** START OF DATA PROVIDED **

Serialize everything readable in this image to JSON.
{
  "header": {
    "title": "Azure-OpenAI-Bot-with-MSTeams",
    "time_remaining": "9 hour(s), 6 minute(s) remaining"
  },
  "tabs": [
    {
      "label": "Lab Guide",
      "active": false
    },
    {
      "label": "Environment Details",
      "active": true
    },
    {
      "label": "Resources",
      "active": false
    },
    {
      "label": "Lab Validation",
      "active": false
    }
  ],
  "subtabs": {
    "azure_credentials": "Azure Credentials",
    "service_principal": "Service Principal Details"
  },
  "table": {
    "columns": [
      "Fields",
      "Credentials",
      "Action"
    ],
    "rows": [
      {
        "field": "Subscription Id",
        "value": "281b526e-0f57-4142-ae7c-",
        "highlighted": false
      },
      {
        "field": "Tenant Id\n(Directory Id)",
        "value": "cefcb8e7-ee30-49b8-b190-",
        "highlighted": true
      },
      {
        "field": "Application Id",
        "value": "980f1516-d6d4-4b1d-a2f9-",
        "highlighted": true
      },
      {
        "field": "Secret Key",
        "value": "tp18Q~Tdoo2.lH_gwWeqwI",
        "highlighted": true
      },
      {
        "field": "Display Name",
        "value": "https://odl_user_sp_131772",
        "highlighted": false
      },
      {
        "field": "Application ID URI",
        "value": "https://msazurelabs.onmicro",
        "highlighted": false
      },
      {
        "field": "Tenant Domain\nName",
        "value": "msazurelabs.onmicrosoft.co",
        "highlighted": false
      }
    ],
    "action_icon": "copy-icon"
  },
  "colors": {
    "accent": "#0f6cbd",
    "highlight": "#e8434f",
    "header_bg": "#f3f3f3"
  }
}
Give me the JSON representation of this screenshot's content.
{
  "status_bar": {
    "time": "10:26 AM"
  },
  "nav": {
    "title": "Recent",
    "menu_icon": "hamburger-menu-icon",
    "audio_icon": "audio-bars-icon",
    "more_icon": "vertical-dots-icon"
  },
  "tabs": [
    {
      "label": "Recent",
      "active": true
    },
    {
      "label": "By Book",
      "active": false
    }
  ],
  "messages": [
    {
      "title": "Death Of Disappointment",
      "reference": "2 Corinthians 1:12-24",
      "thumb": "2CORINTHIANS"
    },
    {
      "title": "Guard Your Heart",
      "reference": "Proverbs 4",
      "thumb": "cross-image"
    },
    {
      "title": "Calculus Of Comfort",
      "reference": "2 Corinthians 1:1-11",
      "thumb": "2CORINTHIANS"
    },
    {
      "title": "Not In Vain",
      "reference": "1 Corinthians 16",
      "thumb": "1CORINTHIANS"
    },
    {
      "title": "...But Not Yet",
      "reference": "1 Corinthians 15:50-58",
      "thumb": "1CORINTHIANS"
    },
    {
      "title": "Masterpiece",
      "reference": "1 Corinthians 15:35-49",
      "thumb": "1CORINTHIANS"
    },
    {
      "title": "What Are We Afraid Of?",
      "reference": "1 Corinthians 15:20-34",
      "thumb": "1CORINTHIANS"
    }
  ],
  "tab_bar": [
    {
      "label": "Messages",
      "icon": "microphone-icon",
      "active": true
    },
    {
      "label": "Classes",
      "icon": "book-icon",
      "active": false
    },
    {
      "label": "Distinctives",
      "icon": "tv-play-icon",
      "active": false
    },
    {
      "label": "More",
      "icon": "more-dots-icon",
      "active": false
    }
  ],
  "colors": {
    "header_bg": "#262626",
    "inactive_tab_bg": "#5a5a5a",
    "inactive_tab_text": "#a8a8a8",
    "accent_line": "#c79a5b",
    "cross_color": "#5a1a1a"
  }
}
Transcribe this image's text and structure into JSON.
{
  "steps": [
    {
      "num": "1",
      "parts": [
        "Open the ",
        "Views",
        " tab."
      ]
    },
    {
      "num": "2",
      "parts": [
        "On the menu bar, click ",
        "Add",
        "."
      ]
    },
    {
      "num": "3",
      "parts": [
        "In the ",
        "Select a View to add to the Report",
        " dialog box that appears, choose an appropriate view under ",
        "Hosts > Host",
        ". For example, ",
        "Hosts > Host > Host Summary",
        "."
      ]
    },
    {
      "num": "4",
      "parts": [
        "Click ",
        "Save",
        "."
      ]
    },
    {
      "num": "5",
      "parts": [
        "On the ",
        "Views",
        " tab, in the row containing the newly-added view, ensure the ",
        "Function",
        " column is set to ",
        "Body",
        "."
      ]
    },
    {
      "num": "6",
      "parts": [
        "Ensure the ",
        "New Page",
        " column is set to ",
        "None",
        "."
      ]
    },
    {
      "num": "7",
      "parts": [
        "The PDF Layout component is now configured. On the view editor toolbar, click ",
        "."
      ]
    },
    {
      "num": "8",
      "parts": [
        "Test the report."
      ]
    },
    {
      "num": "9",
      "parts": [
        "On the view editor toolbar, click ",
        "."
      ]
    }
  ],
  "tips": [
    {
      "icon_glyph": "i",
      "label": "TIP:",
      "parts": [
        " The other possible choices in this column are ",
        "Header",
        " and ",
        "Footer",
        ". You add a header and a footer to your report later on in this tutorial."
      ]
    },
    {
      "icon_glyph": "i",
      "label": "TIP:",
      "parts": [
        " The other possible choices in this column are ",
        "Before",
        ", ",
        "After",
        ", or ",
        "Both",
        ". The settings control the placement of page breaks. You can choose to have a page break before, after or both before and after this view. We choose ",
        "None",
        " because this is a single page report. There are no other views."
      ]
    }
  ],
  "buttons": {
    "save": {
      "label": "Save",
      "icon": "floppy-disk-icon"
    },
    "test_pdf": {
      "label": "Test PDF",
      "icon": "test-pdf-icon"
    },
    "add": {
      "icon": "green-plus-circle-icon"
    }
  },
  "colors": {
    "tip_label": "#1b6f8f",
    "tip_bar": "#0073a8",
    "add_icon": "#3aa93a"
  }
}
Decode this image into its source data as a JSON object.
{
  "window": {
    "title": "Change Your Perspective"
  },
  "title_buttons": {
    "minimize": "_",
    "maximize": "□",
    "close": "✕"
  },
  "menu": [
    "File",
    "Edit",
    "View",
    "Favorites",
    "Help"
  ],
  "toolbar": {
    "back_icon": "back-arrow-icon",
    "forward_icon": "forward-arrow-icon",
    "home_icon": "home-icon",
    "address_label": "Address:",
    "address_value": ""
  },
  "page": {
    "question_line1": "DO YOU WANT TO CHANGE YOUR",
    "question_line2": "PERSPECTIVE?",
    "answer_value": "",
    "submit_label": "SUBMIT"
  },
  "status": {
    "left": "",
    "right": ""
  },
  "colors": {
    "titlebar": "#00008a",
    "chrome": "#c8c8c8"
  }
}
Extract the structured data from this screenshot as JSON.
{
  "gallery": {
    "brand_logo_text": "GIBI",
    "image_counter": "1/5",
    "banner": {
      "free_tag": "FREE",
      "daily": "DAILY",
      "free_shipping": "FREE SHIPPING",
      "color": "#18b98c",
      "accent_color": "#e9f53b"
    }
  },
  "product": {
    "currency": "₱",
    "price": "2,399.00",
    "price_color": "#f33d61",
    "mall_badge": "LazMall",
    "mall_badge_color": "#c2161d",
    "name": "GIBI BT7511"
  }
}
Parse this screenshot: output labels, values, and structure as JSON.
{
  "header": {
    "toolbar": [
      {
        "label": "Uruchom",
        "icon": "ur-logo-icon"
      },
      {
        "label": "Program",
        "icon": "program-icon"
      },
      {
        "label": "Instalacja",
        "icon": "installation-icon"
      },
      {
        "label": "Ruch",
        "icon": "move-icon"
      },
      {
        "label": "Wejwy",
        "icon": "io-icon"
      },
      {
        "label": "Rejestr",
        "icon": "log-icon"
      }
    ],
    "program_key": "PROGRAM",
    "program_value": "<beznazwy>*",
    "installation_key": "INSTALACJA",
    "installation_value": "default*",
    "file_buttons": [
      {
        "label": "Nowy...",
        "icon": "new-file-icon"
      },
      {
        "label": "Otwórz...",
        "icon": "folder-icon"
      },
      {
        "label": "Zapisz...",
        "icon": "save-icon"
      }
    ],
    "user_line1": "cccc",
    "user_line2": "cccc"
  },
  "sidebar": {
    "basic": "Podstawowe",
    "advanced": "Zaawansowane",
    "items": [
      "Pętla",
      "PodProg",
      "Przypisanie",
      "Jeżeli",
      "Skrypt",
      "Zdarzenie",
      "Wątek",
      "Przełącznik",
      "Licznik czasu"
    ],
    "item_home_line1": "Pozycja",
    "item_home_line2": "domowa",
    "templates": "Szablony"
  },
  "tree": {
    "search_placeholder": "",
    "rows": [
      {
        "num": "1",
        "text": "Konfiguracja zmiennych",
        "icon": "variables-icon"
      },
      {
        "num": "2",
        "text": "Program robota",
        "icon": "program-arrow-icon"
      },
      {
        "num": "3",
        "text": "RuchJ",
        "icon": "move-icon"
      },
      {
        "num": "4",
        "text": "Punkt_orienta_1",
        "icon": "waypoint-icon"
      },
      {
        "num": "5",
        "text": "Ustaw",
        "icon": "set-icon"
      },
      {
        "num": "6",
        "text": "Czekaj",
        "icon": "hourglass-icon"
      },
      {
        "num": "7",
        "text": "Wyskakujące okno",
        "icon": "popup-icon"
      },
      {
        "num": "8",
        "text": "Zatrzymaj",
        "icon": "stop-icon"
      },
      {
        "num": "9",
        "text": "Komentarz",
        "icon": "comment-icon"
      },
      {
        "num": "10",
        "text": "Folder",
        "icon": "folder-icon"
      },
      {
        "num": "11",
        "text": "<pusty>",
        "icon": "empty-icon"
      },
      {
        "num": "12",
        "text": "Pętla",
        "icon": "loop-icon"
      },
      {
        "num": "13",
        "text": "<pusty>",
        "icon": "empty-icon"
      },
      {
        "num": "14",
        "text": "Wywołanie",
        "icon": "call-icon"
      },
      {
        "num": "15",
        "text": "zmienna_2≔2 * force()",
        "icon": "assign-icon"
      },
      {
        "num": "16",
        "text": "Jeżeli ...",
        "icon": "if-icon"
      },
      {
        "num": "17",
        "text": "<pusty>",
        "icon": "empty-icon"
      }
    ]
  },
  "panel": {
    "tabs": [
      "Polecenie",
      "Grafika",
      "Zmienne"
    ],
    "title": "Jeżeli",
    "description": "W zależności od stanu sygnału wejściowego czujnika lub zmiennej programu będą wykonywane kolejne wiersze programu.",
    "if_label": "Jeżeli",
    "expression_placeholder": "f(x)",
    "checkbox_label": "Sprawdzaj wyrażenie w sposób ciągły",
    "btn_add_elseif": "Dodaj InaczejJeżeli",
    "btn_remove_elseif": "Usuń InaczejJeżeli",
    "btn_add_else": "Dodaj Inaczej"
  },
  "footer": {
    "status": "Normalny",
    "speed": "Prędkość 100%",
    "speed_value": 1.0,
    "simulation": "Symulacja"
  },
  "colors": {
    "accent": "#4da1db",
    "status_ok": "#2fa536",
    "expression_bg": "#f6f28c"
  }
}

** END OF DATA PROVIDED **

__STATED TASK__: Select and copy each line from the data that includes the word "GIBI".

__REPLY__:
    "brand_logo_text": "GIBI",
    "name": "GIBI BT7511"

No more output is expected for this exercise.